[start Stored data]
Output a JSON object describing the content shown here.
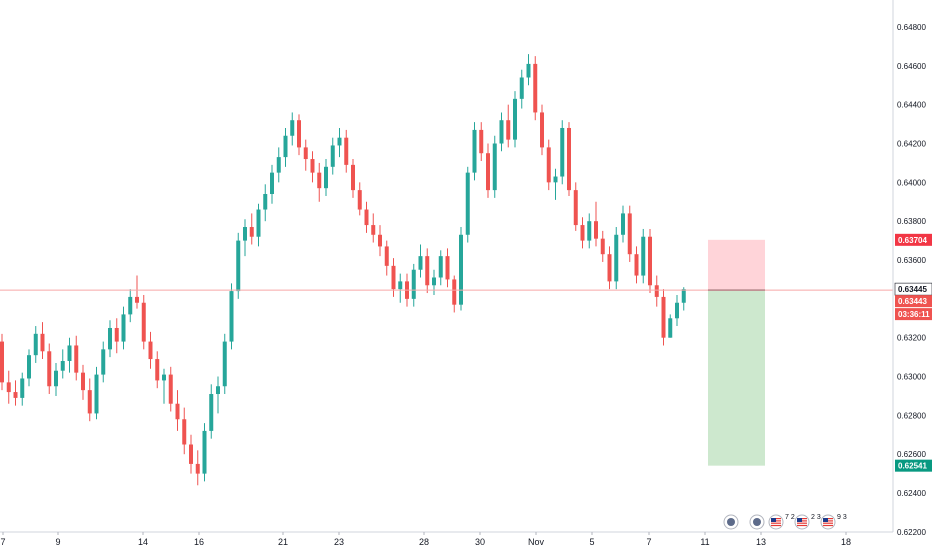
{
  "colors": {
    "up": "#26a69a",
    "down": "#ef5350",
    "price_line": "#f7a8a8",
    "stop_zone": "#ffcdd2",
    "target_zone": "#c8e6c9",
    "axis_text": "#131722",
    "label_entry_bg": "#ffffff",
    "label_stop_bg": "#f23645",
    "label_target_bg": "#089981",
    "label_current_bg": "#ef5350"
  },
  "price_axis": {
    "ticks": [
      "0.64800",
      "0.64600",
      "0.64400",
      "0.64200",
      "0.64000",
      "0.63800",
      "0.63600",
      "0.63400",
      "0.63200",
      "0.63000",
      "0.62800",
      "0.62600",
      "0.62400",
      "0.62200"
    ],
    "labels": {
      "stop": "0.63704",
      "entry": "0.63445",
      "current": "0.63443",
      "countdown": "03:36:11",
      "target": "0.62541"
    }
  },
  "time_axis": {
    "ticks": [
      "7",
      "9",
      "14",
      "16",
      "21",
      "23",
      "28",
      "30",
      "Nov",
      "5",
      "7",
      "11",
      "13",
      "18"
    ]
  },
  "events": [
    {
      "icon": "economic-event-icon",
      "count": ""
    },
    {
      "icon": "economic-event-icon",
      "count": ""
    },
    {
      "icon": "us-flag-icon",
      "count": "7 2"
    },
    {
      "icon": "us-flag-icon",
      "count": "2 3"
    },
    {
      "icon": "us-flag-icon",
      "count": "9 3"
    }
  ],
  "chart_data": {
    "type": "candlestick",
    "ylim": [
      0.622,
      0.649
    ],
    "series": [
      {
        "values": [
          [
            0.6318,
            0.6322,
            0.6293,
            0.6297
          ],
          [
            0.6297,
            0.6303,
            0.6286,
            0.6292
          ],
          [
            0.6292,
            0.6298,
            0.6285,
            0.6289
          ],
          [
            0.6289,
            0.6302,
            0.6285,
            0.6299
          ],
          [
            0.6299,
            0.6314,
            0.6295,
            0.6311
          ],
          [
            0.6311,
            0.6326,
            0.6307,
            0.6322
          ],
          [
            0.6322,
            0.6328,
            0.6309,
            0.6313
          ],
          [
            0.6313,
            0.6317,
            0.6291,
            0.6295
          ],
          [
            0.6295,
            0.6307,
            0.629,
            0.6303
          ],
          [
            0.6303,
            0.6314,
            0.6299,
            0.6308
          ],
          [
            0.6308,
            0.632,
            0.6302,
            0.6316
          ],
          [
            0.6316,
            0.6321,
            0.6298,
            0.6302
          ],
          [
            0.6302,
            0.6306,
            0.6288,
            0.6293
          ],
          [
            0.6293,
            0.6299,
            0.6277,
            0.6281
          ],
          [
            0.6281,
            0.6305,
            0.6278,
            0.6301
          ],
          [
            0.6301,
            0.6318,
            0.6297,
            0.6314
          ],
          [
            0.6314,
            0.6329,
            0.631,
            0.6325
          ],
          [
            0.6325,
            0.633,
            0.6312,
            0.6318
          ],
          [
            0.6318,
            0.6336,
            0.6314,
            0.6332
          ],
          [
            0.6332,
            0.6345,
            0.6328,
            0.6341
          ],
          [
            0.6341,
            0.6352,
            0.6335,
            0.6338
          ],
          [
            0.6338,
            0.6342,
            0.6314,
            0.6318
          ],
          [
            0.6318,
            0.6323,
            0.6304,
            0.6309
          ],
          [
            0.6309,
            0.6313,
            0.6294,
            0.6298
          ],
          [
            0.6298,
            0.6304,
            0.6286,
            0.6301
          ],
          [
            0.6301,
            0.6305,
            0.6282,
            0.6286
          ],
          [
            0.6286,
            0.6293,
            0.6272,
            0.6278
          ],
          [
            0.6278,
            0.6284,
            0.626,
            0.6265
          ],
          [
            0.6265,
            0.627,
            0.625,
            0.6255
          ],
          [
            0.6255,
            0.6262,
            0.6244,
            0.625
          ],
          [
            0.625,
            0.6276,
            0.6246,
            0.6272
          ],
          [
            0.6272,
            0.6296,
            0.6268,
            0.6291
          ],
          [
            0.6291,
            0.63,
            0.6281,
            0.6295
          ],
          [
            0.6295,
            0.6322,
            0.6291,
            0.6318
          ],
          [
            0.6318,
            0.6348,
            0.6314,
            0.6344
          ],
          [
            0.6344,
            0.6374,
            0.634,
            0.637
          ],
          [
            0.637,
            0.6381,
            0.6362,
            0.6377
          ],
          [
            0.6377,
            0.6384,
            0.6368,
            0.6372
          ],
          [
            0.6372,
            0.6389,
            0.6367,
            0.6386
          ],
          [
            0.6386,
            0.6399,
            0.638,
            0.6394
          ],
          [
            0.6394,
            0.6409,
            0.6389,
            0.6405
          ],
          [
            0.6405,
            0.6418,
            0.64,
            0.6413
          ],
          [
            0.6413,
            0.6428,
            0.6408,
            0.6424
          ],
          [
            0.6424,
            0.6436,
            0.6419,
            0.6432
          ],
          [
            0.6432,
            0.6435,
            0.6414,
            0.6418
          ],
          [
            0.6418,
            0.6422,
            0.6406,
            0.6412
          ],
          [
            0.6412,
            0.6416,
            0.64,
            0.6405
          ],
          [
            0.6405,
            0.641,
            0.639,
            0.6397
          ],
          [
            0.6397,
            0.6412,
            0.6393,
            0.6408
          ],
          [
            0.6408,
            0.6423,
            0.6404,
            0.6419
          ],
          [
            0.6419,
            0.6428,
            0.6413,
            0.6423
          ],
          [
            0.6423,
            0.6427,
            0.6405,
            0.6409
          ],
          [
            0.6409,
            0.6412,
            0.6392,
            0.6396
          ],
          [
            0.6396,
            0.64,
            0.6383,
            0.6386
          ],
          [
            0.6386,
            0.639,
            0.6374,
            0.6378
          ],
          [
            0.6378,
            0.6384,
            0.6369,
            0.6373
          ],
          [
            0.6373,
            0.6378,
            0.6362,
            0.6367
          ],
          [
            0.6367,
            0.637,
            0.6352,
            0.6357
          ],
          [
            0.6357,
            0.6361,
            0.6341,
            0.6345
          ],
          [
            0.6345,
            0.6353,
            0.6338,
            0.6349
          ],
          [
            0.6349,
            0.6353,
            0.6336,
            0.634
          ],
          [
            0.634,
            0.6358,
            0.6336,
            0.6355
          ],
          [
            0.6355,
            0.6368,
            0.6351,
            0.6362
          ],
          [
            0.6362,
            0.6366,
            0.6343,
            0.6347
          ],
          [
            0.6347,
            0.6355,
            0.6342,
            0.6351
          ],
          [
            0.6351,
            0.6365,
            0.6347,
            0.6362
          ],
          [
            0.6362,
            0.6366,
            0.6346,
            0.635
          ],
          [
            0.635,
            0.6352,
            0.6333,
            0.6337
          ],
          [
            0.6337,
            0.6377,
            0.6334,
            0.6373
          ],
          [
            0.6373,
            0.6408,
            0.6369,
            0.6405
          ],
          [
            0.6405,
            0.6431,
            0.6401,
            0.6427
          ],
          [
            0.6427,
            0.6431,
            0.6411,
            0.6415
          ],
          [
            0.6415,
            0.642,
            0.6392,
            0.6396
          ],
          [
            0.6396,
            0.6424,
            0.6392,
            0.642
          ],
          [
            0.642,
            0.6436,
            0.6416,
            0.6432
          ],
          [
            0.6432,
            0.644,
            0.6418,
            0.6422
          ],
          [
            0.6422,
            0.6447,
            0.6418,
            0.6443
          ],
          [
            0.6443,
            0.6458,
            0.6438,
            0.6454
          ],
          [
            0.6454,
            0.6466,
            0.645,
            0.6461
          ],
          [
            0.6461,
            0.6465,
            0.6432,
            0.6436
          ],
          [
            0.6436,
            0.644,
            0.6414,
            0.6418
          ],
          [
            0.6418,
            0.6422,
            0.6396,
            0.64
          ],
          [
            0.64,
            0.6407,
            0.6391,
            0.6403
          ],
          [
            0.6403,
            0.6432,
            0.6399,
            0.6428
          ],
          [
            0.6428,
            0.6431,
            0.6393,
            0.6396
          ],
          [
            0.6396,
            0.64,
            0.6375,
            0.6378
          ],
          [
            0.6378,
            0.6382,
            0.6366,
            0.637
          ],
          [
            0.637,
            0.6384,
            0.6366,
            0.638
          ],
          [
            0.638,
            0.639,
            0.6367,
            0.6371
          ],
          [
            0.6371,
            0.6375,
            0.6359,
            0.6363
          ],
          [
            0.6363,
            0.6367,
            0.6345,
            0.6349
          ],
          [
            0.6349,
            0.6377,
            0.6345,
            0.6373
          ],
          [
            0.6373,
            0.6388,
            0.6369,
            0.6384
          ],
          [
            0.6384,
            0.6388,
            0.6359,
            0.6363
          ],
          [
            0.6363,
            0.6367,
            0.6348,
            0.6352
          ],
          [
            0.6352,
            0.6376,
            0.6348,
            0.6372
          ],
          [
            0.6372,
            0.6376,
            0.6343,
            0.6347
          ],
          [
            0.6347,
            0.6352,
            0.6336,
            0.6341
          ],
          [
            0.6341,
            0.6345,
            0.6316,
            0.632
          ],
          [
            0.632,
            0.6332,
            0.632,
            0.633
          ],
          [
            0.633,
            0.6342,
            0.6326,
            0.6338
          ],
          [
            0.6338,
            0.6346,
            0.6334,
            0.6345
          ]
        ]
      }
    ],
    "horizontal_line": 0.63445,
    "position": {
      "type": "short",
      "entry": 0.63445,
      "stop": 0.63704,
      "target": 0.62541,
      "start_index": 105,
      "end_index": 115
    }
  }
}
[end Stored data]
[start Stored data]
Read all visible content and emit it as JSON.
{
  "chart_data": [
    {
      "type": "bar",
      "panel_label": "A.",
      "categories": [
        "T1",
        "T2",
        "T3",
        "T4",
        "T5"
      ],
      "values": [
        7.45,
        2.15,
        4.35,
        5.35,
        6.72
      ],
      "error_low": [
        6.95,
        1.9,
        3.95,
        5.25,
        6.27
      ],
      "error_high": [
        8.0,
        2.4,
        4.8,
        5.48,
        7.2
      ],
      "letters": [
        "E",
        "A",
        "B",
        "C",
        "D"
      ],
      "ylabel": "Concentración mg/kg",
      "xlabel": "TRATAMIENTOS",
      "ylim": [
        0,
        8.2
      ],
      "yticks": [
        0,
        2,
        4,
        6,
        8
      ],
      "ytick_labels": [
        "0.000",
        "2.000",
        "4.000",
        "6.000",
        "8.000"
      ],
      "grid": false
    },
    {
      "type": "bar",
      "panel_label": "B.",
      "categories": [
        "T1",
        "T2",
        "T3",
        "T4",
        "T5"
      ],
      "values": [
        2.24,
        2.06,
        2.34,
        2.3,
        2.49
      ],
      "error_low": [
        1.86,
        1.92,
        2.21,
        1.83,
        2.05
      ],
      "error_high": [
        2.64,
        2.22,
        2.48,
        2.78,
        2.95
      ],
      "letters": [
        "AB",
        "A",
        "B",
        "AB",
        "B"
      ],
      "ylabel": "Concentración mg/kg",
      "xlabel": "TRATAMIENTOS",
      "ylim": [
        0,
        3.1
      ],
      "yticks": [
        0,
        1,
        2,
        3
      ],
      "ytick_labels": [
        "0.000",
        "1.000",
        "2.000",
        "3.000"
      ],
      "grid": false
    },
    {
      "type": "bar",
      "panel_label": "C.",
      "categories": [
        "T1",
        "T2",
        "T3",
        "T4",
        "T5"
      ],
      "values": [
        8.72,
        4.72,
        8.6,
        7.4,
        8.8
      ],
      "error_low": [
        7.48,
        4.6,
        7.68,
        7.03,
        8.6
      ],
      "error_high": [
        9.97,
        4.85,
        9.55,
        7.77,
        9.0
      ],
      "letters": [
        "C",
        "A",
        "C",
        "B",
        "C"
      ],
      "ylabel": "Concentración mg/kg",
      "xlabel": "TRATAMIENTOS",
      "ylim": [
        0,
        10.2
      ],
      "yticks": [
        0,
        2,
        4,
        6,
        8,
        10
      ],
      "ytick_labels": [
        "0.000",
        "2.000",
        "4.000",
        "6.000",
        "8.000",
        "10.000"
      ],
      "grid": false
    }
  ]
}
[end Stored data]
[start Stored data]
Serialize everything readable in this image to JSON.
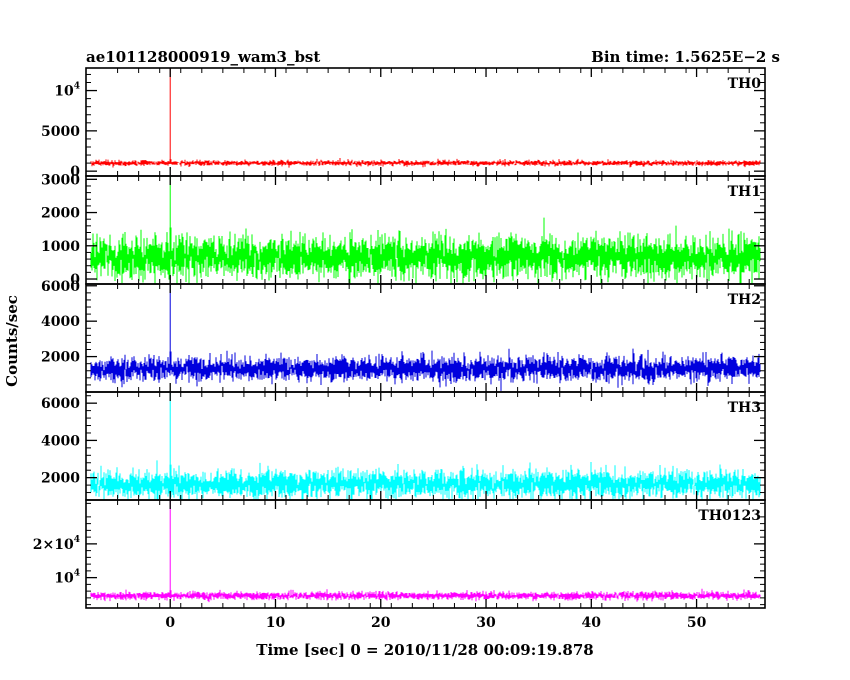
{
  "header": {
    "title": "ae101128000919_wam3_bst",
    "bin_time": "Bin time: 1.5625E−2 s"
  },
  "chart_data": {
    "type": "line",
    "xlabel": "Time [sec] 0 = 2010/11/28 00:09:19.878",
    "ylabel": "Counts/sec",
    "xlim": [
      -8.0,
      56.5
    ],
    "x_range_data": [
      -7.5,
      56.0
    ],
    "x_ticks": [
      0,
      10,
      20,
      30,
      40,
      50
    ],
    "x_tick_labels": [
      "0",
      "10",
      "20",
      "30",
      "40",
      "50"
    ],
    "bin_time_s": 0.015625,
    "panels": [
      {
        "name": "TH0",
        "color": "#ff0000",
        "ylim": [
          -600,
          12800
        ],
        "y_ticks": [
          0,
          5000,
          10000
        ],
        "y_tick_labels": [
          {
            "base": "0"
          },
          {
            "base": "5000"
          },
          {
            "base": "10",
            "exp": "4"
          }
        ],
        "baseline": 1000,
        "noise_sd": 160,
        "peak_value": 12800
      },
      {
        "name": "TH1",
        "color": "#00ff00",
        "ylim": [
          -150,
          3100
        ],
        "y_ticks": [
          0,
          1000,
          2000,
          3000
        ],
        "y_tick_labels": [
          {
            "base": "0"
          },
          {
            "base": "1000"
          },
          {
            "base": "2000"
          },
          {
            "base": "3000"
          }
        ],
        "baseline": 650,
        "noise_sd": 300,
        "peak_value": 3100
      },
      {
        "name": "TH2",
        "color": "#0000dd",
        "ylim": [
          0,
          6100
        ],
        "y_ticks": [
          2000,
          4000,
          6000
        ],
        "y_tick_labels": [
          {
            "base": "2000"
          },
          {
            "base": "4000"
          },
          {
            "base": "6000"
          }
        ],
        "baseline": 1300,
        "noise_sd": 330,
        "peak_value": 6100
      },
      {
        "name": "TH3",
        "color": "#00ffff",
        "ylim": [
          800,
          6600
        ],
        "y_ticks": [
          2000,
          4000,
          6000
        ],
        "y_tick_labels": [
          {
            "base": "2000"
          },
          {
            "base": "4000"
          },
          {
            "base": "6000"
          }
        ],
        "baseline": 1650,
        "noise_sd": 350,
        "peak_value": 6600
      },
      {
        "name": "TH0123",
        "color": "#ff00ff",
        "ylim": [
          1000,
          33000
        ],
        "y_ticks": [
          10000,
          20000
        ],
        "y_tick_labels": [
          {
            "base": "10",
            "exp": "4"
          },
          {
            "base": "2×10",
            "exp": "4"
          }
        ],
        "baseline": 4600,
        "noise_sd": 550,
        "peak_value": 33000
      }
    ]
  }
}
[end Stored data]
Pick out each line containing the string "content" and copy it.

### Result below
Output a JSON object describing the content shown here.
Read all visible content and emit it as JSON.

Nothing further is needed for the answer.